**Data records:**
□ □ □ □ □
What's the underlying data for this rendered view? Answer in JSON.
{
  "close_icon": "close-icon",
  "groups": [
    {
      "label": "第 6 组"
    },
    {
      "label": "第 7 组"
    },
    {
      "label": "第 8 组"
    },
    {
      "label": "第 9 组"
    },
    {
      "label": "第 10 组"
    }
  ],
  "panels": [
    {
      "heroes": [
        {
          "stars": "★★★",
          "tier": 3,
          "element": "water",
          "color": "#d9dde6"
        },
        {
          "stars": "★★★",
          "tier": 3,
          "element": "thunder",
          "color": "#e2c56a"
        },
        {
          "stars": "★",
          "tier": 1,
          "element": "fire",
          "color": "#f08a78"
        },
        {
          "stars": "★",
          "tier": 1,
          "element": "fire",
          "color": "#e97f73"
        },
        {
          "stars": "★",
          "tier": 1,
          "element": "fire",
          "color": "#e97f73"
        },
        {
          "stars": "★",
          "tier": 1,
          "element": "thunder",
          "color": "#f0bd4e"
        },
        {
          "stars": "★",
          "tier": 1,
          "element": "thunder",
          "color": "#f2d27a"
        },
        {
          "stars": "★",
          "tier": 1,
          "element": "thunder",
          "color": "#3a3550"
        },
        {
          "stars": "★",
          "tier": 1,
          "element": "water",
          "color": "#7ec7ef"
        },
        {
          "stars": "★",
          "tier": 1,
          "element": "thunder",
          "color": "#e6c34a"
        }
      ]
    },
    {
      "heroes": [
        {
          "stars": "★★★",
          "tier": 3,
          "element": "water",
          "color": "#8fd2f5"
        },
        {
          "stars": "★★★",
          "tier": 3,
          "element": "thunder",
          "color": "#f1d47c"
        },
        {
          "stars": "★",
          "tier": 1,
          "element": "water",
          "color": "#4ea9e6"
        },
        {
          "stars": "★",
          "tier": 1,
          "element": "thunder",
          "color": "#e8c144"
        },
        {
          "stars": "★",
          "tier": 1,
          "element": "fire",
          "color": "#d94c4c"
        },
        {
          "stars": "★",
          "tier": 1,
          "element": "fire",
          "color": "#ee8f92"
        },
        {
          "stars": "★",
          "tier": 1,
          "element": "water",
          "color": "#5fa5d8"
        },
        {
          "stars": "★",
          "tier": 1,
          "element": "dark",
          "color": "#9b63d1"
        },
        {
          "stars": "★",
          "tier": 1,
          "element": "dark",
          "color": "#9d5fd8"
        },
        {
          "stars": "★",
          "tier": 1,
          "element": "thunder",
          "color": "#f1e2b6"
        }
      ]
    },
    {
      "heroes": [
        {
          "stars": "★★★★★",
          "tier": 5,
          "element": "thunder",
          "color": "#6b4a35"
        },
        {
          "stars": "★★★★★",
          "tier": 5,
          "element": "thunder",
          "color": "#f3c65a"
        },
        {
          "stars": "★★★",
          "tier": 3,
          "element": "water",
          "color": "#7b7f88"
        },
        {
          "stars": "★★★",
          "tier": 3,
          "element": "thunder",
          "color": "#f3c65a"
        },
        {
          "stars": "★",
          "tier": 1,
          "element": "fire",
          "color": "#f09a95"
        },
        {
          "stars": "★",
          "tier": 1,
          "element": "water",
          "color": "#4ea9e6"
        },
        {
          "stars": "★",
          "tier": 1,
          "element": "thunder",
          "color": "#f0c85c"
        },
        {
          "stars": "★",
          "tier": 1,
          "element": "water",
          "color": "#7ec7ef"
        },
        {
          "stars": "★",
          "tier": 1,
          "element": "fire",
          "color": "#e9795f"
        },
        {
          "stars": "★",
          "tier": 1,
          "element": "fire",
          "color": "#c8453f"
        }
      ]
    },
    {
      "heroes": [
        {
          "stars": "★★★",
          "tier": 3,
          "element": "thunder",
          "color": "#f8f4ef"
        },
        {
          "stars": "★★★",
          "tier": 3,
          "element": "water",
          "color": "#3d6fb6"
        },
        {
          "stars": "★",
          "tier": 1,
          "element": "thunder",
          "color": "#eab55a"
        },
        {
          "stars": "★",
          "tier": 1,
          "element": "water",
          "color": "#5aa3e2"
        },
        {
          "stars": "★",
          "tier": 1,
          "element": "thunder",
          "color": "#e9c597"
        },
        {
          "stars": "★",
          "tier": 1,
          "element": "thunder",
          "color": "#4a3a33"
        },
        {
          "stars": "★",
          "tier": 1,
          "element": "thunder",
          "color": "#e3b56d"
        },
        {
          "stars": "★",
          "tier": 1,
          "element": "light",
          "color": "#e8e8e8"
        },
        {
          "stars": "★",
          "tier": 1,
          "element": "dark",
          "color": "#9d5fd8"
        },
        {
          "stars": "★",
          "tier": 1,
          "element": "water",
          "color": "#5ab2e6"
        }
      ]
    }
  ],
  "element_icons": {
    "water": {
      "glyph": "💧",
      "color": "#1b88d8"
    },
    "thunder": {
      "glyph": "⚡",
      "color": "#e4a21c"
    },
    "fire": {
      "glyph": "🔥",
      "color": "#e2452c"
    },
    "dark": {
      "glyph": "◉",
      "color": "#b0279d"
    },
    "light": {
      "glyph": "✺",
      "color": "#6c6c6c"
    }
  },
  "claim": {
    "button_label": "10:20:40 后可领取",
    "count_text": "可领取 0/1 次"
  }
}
□ □ □ □ □
**PROBLEM DETAILS:** Retype all of the material above with every character intact.

**EXERCISE RESPONSE:**
What's the underlying data for this rendered view? Answer in JSON.
{
  "close_icon": "close-icon",
  "groups": [
    {
      "label": "第 6 组"
    },
    {
      "label": "第 7 组"
    },
    {
      "label": "第 8 组"
    },
    {
      "label": "第 9 组"
    },
    {
      "label": "第 10 组"
    }
  ],
  "panels": [
    {
      "heroes": [
        {
          "stars": "★★★",
          "tier": 3,
          "element": "water",
          "color": "#d9dde6"
        },
        {
          "stars": "★★★",
          "tier": 3,
          "element": "thunder",
          "color": "#e2c56a"
        },
        {
          "stars": "★",
          "tier": 1,
          "element": "fire",
          "color": "#f08a78"
        },
        {
          "stars": "★",
          "tier": 1,
          "element": "fire",
          "color": "#e97f73"
        },
        {
          "stars": "★",
          "tier": 1,
          "element": "fire",
          "color": "#e97f73"
        },
        {
          "stars": "★",
          "tier": 1,
          "element": "thunder",
          "color": "#f0bd4e"
        },
        {
          "stars": "★",
          "tier": 1,
          "element": "thunder",
          "color": "#f2d27a"
        },
        {
          "stars": "★",
          "tier": 1,
          "element": "thunder",
          "color": "#3a3550"
        },
        {
          "stars": "★",
          "tier": 1,
          "element": "water",
          "color": "#7ec7ef"
        },
        {
          "stars": "★",
          "tier": 1,
          "element": "thunder",
          "color": "#e6c34a"
        }
      ]
    },
    {
      "heroes": [
        {
          "stars": "★★★",
          "tier": 3,
          "element": "water",
          "color": "#8fd2f5"
        },
        {
          "stars": "★★★",
          "tier": 3,
          "element": "thunder",
          "color": "#f1d47c"
        },
        {
          "stars": "★",
          "tier": 1,
          "element": "water",
          "color": "#4ea9e6"
        },
        {
          "stars": "★",
          "tier": 1,
          "element": "thunder",
          "color": "#e8c144"
        },
        {
          "stars": "★",
          "tier": 1,
          "element": "fire",
          "color": "#d94c4c"
        },
        {
          "stars": "★",
          "tier": 1,
          "element": "fire",
          "color": "#ee8f92"
        },
        {
          "stars": "★",
          "tier": 1,
          "element": "water",
          "color": "#5fa5d8"
        },
        {
          "stars": "★",
          "tier": 1,
          "element": "dark",
          "color": "#9b63d1"
        },
        {
          "stars": "★",
          "tier": 1,
          "element": "dark",
          "color": "#9d5fd8"
        },
        {
          "stars": "★",
          "tier": 1,
          "element": "thunder",
          "color": "#f1e2b6"
        }
      ]
    },
    {
      "heroes": [
        {
          "stars": "★★★★★",
          "tier": 5,
          "element": "thunder",
          "color": "#6b4a35"
        },
        {
          "stars": "★★★★★",
          "tier": 5,
          "element": "thunder",
          "color": "#f3c65a"
        },
        {
          "stars": "★★★",
          "tier": 3,
          "element": "water",
          "color": "#7b7f88"
        },
        {
          "stars": "★★★",
          "tier": 3,
          "element": "thunder",
          "color": "#f3c65a"
        },
        {
          "stars": "★",
          "tier": 1,
          "element": "fire",
          "color": "#f09a95"
        },
        {
          "stars": "★",
          "tier": 1,
          "element": "water",
          "color": "#4ea9e6"
        },
        {
          "stars": "★",
          "tier": 1,
          "element": "thunder",
          "color": "#f0c85c"
        },
        {
          "stars": "★",
          "tier": 1,
          "element": "water",
          "color": "#7ec7ef"
        },
        {
          "stars": "★",
          "tier": 1,
          "element": "fire",
          "color": "#e9795f"
        },
        {
          "stars": "★",
          "tier": 1,
          "element": "fire",
          "color": "#c8453f"
        }
      ]
    },
    {
      "heroes": [
        {
          "stars": "★★★",
          "tier": 3,
          "element": "thunder",
          "color": "#f8f4ef"
        },
        {
          "stars": "★★★",
          "tier": 3,
          "element": "water",
          "color": "#3d6fb6"
        },
        {
          "stars": "★",
          "tier": 1,
          "element": "thunder",
          "color": "#eab55a"
        },
        {
          "stars": "★",
          "tier": 1,
          "element": "water",
          "color": "#5aa3e2"
        },
        {
          "stars": "★",
          "tier": 1,
          "element": "thunder",
          "color": "#e9c597"
        },
        {
          "stars": "★",
          "tier": 1,
          "element": "thunder",
          "color": "#4a3a33"
        },
        {
          "stars": "★",
          "tier": 1,
          "element": "thunder",
          "color": "#e3b56d"
        },
        {
          "stars": "★",
          "tier": 1,
          "element": "light",
          "color": "#e8e8e8"
        },
        {
          "stars": "★",
          "tier": 1,
          "element": "dark",
          "color": "#9d5fd8"
        },
        {
          "stars": "★",
          "tier": 1,
          "element": "water",
          "color": "#5ab2e6"
        }
      ]
    }
  ],
  "element_icons": {
    "water": {
      "glyph": "💧",
      "color": "#1b88d8"
    },
    "thunder": {
      "glyph": "⚡",
      "color": "#e4a21c"
    },
    "fire": {
      "glyph": "🔥",
      "color": "#e2452c"
    },
    "dark": {
      "glyph": "◉",
      "color": "#b0279d"
    },
    "light": {
      "glyph": "✺",
      "color": "#6c6c6c"
    }
  },
  "claim": {
    "button_label": "10:20:40 后可领取",
    "count_text": "可领取 0/1 次"
  }
}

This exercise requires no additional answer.